> [WHAT IS NEEDED]: Copy out each line containing "发表论文优先" from the entries below.

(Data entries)

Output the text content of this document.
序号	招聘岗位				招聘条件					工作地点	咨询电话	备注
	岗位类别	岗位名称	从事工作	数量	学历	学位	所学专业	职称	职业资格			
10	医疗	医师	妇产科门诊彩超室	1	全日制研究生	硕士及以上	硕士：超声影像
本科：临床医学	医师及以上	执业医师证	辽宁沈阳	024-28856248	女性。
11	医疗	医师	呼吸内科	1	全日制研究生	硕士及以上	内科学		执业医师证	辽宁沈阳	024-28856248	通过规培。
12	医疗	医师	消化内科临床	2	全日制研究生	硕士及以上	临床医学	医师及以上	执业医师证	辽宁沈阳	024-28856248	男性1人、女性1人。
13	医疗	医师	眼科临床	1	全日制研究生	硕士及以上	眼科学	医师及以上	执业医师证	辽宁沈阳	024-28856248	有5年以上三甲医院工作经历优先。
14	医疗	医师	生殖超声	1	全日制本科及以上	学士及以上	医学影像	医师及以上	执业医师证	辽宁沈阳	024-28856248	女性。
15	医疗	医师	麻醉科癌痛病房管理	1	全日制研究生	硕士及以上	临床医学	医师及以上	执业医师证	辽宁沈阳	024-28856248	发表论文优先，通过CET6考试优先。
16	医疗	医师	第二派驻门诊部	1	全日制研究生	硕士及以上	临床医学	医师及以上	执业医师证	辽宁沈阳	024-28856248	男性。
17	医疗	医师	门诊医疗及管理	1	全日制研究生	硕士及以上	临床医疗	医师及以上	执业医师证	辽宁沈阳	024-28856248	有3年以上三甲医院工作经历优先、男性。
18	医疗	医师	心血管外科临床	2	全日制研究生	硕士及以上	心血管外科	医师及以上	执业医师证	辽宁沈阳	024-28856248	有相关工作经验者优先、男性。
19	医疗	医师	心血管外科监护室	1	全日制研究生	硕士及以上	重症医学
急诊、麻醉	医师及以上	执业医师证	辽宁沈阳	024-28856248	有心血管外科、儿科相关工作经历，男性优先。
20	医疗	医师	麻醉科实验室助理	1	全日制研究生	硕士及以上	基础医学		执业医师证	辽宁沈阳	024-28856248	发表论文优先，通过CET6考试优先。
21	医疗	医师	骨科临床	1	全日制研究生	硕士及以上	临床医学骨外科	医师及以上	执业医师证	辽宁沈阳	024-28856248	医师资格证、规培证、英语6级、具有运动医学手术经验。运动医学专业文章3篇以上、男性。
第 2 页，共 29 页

> [RESULT OF THIS EXERCISE]:
15	医疗	医师	麻醉科癌痛病房管理	1	全日制研究生	硕士及以上	临床医学	医师及以上	执业医师证	辽宁沈阳	024-28856248	发表论文优先，通过CET6考试优先。
20	医疗	医师	麻醉科实验室助理	1	全日制研究生	硕士及以上	基础医学		执业医师证	辽宁沈阳	024-28856248	发表论文优先，通过CET6考试优先。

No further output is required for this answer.